> _Directive_: Please quote the material exactly, every line of it.
********************
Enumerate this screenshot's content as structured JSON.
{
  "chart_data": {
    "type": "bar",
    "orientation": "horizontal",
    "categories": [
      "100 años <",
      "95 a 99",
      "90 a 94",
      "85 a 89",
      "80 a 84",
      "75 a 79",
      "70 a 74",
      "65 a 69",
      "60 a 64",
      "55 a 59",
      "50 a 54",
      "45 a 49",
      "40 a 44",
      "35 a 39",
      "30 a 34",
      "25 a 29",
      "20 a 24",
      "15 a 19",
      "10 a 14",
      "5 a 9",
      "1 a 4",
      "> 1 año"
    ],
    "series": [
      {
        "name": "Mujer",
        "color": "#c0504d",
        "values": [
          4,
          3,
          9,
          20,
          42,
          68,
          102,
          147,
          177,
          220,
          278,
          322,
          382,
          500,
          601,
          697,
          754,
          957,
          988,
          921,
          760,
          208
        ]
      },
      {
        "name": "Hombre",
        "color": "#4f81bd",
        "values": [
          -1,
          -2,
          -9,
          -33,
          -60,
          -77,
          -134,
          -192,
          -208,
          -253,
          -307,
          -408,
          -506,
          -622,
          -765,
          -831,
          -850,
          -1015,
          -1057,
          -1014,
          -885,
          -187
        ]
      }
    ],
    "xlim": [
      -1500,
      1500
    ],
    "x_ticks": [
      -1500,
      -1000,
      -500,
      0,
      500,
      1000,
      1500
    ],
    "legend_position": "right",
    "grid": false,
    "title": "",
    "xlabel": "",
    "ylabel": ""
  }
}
********************
> _Exercise solution_:
Enumerate this screenshot's content as structured JSON.
{
  "chart_data": {
    "type": "bar",
    "orientation": "horizontal",
    "categories": [
      "100 años <",
      "95 a 99",
      "90 a 94",
      "85 a 89",
      "80 a 84",
      "75 a 79",
      "70 a 74",
      "65 a 69",
      "60 a 64",
      "55 a 59",
      "50 a 54",
      "45 a 49",
      "40 a 44",
      "35 a 39",
      "30 a 34",
      "25 a 29",
      "20 a 24",
      "15 a 19",
      "10 a 14",
      "5 a 9",
      "1 a 4",
      "> 1 año"
    ],
    "series": [
      {
        "name": "Mujer",
        "color": "#c0504d",
        "values": [
          4,
          3,
          9,
          20,
          42,
          68,
          102,
          147,
          177,
          220,
          278,
          322,
          382,
          500,
          601,
          697,
          754,
          957,
          988,
          921,
          760,
          208
        ]
      },
      {
        "name": "Hombre",
        "color": "#4f81bd",
        "values": [
          -1,
          -2,
          -9,
          -33,
          -60,
          -77,
          -134,
          -192,
          -208,
          -253,
          -307,
          -408,
          -506,
          -622,
          -765,
          -831,
          -850,
          -1015,
          -1057,
          -1014,
          -885,
          -187
        ]
      }
    ],
    "xlim": [
      -1500,
      1500
    ],
    "x_ticks": [
      -1500,
      -1000,
      -500,
      0,
      500,
      1000,
      1500
    ],
    "legend_position": "right",
    "grid": false,
    "title": "",
    "xlabel": "",
    "ylabel": ""
  }
}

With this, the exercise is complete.